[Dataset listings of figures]
======

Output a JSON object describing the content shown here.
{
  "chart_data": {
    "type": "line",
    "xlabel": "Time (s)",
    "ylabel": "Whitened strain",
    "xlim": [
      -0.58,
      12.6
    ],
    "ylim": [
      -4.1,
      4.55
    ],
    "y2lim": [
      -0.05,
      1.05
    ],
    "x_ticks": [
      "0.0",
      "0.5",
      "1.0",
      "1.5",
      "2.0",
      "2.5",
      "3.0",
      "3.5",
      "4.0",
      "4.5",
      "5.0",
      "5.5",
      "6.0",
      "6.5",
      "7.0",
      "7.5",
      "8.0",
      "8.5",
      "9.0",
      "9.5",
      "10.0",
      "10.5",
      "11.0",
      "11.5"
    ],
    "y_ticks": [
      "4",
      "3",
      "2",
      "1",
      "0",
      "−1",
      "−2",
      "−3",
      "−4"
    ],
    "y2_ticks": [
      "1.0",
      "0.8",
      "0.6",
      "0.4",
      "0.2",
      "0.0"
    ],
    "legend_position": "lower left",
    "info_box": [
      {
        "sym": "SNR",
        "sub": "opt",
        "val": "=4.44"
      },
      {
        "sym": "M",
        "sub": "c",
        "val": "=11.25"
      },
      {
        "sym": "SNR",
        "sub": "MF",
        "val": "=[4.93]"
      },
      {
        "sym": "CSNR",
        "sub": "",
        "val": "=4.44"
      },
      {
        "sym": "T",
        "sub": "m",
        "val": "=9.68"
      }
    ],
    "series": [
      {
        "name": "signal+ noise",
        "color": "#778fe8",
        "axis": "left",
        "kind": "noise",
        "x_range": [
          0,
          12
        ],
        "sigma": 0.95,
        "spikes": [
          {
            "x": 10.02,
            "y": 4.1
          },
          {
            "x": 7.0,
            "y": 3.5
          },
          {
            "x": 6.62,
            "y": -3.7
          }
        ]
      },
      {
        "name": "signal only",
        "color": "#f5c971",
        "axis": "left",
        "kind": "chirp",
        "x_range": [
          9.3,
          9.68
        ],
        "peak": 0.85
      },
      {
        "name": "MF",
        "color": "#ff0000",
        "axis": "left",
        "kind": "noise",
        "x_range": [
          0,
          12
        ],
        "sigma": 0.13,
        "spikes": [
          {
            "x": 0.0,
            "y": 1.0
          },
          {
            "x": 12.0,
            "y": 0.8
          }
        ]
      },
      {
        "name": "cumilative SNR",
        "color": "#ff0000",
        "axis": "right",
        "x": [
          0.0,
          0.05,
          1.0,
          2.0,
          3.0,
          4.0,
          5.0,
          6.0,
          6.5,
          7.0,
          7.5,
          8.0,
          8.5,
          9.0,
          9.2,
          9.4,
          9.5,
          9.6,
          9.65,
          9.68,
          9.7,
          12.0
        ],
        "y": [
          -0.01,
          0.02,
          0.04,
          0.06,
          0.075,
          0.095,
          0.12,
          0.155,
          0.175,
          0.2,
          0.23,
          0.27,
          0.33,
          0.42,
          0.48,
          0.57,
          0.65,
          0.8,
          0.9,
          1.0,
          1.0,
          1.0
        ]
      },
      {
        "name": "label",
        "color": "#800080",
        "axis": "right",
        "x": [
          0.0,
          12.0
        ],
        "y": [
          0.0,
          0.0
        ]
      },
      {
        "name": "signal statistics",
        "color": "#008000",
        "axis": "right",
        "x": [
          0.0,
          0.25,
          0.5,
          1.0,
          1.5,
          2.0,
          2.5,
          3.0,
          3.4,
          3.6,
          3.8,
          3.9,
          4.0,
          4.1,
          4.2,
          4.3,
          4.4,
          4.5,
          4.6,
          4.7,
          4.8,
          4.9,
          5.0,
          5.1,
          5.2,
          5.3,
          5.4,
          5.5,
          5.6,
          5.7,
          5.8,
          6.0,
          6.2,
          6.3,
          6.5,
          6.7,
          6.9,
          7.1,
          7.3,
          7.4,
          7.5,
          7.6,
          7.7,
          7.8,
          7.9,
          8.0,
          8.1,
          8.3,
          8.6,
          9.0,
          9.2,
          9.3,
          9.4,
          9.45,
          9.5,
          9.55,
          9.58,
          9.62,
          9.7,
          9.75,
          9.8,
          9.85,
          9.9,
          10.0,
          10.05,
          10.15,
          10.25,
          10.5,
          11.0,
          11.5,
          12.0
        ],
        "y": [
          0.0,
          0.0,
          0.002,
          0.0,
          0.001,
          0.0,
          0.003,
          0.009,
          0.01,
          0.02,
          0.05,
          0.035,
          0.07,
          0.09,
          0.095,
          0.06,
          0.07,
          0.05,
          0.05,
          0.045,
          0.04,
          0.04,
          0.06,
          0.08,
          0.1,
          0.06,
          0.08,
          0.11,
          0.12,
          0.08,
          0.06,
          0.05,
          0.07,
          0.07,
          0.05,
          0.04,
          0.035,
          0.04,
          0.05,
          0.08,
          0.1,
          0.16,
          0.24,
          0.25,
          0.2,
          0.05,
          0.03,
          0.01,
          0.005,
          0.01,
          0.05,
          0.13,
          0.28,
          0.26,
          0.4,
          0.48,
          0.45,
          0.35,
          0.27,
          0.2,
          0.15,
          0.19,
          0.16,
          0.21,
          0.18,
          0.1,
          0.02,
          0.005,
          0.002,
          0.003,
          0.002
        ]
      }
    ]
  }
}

======

Objective: Every entry should be printed again exactly as written.

Expected answer:
Output a JSON object describing the content shown here.
{
  "chart_data": {
    "type": "line",
    "xlabel": "Time (s)",
    "ylabel": "Whitened strain",
    "xlim": [
      -0.58,
      12.6
    ],
    "ylim": [
      -4.1,
      4.55
    ],
    "y2lim": [
      -0.05,
      1.05
    ],
    "x_ticks": [
      "0.0",
      "0.5",
      "1.0",
      "1.5",
      "2.0",
      "2.5",
      "3.0",
      "3.5",
      "4.0",
      "4.5",
      "5.0",
      "5.5",
      "6.0",
      "6.5",
      "7.0",
      "7.5",
      "8.0",
      "8.5",
      "9.0",
      "9.5",
      "10.0",
      "10.5",
      "11.0",
      "11.5"
    ],
    "y_ticks": [
      "4",
      "3",
      "2",
      "1",
      "0",
      "−1",
      "−2",
      "−3",
      "−4"
    ],
    "y2_ticks": [
      "1.0",
      "0.8",
      "0.6",
      "0.4",
      "0.2",
      "0.0"
    ],
    "legend_position": "lower left",
    "info_box": [
      {
        "sym": "SNR",
        "sub": "opt",
        "val": "=4.44"
      },
      {
        "sym": "M",
        "sub": "c",
        "val": "=11.25"
      },
      {
        "sym": "SNR",
        "sub": "MF",
        "val": "=[4.93]"
      },
      {
        "sym": "CSNR",
        "sub": "",
        "val": "=4.44"
      },
      {
        "sym": "T",
        "sub": "m",
        "val": "=9.68"
      }
    ],
    "series": [
      {
        "name": "signal+ noise",
        "color": "#778fe8",
        "axis": "left",
        "kind": "noise",
        "x_range": [
          0,
          12
        ],
        "sigma": 0.95,
        "spikes": [
          {
            "x": 10.02,
            "y": 4.1
          },
          {
            "x": 7.0,
            "y": 3.5
          },
          {
            "x": 6.62,
            "y": -3.7
          }
        ]
      },
      {
        "name": "signal only",
        "color": "#f5c971",
        "axis": "left",
        "kind": "chirp",
        "x_range": [
          9.3,
          9.68
        ],
        "peak": 0.85
      },
      {
        "name": "MF",
        "color": "#ff0000",
        "axis": "left",
        "kind": "noise",
        "x_range": [
          0,
          12
        ],
        "sigma": 0.13,
        "spikes": [
          {
            "x": 0.0,
            "y": 1.0
          },
          {
            "x": 12.0,
            "y": 0.8
          }
        ]
      },
      {
        "name": "cumilative SNR",
        "color": "#ff0000",
        "axis": "right",
        "x": [
          0.0,
          0.05,
          1.0,
          2.0,
          3.0,
          4.0,
          5.0,
          6.0,
          6.5,
          7.0,
          7.5,
          8.0,
          8.5,
          9.0,
          9.2,
          9.4,
          9.5,
          9.6,
          9.65,
          9.68,
          9.7,
          12.0
        ],
        "y": [
          -0.01,
          0.02,
          0.04,
          0.06,
          0.075,
          0.095,
          0.12,
          0.155,
          0.175,
          0.2,
          0.23,
          0.27,
          0.33,
          0.42,
          0.48,
          0.57,
          0.65,
          0.8,
          0.9,
          1.0,
          1.0,
          1.0
        ]
      },
      {
        "name": "label",
        "color": "#800080",
        "axis": "right",
        "x": [
          0.0,
          12.0
        ],
        "y": [
          0.0,
          0.0
        ]
      },
      {
        "name": "signal statistics",
        "color": "#008000",
        "axis": "right",
        "x": [
          0.0,
          0.25,
          0.5,
          1.0,
          1.5,
          2.0,
          2.5,
          3.0,
          3.4,
          3.6,
          3.8,
          3.9,
          4.0,
          4.1,
          4.2,
          4.3,
          4.4,
          4.5,
          4.6,
          4.7,
          4.8,
          4.9,
          5.0,
          5.1,
          5.2,
          5.3,
          5.4,
          5.5,
          5.6,
          5.7,
          5.8,
          6.0,
          6.2,
          6.3,
          6.5,
          6.7,
          6.9,
          7.1,
          7.3,
          7.4,
          7.5,
          7.6,
          7.7,
          7.8,
          7.9,
          8.0,
          8.1,
          8.3,
          8.6,
          9.0,
          9.2,
          9.3,
          9.4,
          9.45,
          9.5,
          9.55,
          9.58,
          9.62,
          9.7,
          9.75,
          9.8,
          9.85,
          9.9,
          10.0,
          10.05,
          10.15,
          10.25,
          10.5,
          11.0,
          11.5,
          12.0
        ],
        "y": [
          0.0,
          0.0,
          0.002,
          0.0,
          0.001,
          0.0,
          0.003,
          0.009,
          0.01,
          0.02,
          0.05,
          0.035,
          0.07,
          0.09,
          0.095,
          0.06,
          0.07,
          0.05,
          0.05,
          0.045,
          0.04,
          0.04,
          0.06,
          0.08,
          0.1,
          0.06,
          0.08,
          0.11,
          0.12,
          0.08,
          0.06,
          0.05,
          0.07,
          0.07,
          0.05,
          0.04,
          0.035,
          0.04,
          0.05,
          0.08,
          0.1,
          0.16,
          0.24,
          0.25,
          0.2,
          0.05,
          0.03,
          0.01,
          0.005,
          0.01,
          0.05,
          0.13,
          0.28,
          0.26,
          0.4,
          0.48,
          0.45,
          0.35,
          0.27,
          0.2,
          0.15,
          0.19,
          0.16,
          0.21,
          0.18,
          0.1,
          0.02,
          0.005,
          0.002,
          0.003,
          0.002
        ]
      }
    ]
  }
}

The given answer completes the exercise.